◆ TASK TO COMPLETE
Retype each entry below exactly as it stands.
# START OF LISTING
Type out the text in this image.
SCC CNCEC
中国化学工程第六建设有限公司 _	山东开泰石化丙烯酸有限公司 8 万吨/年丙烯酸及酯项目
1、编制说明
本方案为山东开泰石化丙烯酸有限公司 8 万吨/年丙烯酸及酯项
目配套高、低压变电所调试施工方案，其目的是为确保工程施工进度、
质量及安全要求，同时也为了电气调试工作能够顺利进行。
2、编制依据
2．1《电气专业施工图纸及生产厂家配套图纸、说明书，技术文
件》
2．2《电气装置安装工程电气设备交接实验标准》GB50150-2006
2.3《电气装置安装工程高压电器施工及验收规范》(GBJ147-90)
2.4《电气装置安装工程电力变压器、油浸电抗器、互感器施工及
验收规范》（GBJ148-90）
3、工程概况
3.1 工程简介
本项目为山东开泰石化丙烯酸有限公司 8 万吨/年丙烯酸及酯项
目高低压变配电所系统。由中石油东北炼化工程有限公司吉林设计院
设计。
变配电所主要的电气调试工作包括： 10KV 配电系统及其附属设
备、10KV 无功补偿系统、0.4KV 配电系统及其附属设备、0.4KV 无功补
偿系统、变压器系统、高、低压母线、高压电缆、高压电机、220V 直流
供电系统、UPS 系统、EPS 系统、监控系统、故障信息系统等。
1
# END OF LISTING
◆ ANSWER FOR THE TASK
Type out the text in this image.
SCC CNCEC
中国化学工程第六建设有限公司 _	山东开泰石化丙烯酸有限公司 8 万吨/年丙烯酸及酯项目
1、编制说明
本方案为山东开泰石化丙烯酸有限公司 8 万吨/年丙烯酸及酯项
目配套高、低压变电所调试施工方案，其目的是为确保工程施工进度、
质量及安全要求，同时也为了电气调试工作能够顺利进行。
2、编制依据
2．1《电气专业施工图纸及生产厂家配套图纸、说明书，技术文
件》
2．2《电气装置安装工程电气设备交接实验标准》GB50150-2006
2.3《电气装置安装工程高压电器施工及验收规范》(GBJ147-90)
2.4《电气装置安装工程电力变压器、油浸电抗器、互感器施工及
验收规范》（GBJ148-90）
3、工程概况
3.1 工程简介
本项目为山东开泰石化丙烯酸有限公司 8 万吨/年丙烯酸及酯项
目高低压变配电所系统。由中石油东北炼化工程有限公司吉林设计院
设计。
变配电所主要的电气调试工作包括： 10KV 配电系统及其附属设
备、10KV 无功补偿系统、0.4KV 配电系统及其附属设备、0.4KV 无功补
偿系统、变压器系统、高、低压母线、高压电缆、高压电机、220V 直流
供电系统、UPS 系统、EPS 系统、监控系统、故障信息系统等。
1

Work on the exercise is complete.